WHAT YOU NEED TO DO →
Reproduce the forum thread below about works people wish composers had written, word for word, from "## DiesIraeCX (Jul" down to "Fuge?! Yes, please.".

PASSAGE SHOWN →
--- START ---
Out of all of these, I want the Debussy trio for oboe, horn, and harpsichord the most!


----------



## hpowders (Dec 23, 2013)

Just a simple exchange:

Hey* Brahms*! Burn the damn Double Concerto and in its place write an epic* cello concerto.* You yourself admired the Dvorak Cello Concerto. So now's your big chance to top him!!

One more work? Okay. You did a great job writing 2 autumnal Clarinet Sonatas.
So how about one more clarinet sonata?
Should be easy. Just close your eyes, think of Clara and here it comes!


----------



## DiesIraeCX (Jul 21, 2014)

Weston said:


> Beethoven - Große Fuge No. 2 for piano quartet (piano and string trio)


Weston, you just blew my mind. A _second_ Große Fuge?! Yes, please.


----------



## SixFootScowl (Oct 17, 2011)

Did anyone mention a 10th Beethoven symphony?

Also, a second Beethoven opera would be nice.


----------



## johankillen (Sep 20, 2015)

10th Beethoven symphony or 6th Piano concerto Beethoven


----------



## mmsbls (Mar 6, 2011)

I'll second the Beethoven cello concerto and a Schubert piano concerto.

I'd love a cello concerto or another sinfonia concertante from Mozart.
--- END ---
Rows from a layout dataset
--- START ---
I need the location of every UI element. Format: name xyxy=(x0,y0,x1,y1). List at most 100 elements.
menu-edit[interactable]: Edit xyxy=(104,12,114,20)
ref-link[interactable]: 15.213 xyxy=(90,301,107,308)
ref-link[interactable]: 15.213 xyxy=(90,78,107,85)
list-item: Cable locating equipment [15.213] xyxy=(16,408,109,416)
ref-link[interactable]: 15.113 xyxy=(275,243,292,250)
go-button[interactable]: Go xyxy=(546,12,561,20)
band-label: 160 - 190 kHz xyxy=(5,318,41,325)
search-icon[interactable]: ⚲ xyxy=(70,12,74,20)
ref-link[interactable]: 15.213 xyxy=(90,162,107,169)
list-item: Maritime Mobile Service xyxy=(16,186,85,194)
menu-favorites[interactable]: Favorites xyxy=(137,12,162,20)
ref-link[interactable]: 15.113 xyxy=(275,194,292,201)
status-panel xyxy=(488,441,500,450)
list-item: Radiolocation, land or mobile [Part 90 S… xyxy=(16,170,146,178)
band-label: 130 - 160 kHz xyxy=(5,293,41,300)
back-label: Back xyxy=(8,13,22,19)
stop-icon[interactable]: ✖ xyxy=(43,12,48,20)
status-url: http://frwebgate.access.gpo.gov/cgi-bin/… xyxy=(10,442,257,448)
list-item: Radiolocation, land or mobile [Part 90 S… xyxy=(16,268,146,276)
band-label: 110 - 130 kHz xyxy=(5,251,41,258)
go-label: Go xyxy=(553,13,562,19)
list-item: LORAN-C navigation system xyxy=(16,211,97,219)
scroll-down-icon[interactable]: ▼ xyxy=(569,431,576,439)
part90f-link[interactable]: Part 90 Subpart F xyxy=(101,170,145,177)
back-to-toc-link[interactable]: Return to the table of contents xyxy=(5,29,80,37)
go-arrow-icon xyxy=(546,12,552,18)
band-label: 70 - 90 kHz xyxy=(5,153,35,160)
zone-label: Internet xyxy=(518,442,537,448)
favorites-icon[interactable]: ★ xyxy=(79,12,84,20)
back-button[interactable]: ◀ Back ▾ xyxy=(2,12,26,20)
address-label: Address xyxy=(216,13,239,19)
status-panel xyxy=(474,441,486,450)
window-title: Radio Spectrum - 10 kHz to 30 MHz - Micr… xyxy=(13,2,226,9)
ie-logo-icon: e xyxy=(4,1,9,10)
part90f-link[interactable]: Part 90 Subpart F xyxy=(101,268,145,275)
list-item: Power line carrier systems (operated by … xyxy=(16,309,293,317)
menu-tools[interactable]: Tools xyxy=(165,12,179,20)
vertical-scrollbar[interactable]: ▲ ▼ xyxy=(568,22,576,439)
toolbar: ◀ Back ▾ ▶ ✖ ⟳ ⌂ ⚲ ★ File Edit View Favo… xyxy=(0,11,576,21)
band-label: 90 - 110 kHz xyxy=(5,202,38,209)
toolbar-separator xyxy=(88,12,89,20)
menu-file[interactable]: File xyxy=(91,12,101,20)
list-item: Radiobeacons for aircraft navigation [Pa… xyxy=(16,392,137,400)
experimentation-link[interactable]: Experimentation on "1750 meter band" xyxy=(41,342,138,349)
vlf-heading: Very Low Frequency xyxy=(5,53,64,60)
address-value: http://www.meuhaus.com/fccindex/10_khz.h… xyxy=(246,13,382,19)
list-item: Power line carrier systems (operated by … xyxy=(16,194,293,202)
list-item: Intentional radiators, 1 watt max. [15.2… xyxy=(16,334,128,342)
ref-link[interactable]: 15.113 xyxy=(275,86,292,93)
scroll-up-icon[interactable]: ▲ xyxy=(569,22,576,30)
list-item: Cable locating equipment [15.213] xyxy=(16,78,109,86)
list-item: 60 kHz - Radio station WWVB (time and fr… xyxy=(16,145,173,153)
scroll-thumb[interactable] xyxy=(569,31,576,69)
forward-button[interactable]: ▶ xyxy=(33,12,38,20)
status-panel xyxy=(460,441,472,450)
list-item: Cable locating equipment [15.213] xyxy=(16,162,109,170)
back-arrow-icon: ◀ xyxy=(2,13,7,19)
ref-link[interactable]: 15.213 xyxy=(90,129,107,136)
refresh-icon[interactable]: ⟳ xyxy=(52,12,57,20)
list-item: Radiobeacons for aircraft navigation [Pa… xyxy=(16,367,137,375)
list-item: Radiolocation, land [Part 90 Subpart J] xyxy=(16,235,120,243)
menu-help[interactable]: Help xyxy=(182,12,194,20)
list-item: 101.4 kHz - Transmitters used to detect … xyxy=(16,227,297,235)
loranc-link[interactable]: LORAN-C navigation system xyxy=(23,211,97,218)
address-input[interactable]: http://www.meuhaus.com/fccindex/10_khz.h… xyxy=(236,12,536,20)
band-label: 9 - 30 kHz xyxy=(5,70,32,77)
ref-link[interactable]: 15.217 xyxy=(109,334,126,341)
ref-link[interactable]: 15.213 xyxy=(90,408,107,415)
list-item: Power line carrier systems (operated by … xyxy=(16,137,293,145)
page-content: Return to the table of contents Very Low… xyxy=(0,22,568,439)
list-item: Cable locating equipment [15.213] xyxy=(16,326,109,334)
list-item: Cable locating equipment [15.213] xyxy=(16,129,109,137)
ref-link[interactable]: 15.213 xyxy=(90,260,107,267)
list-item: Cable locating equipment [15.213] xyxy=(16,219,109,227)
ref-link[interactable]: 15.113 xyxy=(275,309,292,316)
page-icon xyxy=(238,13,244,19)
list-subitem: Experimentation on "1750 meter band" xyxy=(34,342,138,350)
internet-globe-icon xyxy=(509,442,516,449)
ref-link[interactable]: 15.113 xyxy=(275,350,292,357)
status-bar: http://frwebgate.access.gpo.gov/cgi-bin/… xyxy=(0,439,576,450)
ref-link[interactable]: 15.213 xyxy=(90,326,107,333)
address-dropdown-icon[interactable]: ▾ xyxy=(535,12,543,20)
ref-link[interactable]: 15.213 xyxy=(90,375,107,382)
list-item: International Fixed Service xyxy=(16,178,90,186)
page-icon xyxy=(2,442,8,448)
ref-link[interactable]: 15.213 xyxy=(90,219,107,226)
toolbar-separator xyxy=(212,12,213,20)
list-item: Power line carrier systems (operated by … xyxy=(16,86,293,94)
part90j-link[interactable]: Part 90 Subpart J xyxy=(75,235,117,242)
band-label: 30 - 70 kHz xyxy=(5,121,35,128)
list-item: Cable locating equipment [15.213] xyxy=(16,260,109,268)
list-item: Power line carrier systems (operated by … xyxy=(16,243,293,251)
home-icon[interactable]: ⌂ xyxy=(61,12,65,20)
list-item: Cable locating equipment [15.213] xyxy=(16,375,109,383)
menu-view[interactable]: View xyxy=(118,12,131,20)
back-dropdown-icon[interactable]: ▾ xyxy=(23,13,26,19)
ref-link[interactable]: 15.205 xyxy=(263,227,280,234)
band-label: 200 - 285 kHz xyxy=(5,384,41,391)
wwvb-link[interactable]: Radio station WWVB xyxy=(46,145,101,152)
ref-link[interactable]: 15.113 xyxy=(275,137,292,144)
--- END ---
WRITTEN ANSWER →
## DiesIraeCX (Jul 21, 2014)

Weston said:


> Beethoven - Große Fuge No. 2 for piano quartet (piano and string trio)


Weston, you just blew my mind. A _second_ Große Fuge?! Yes, please.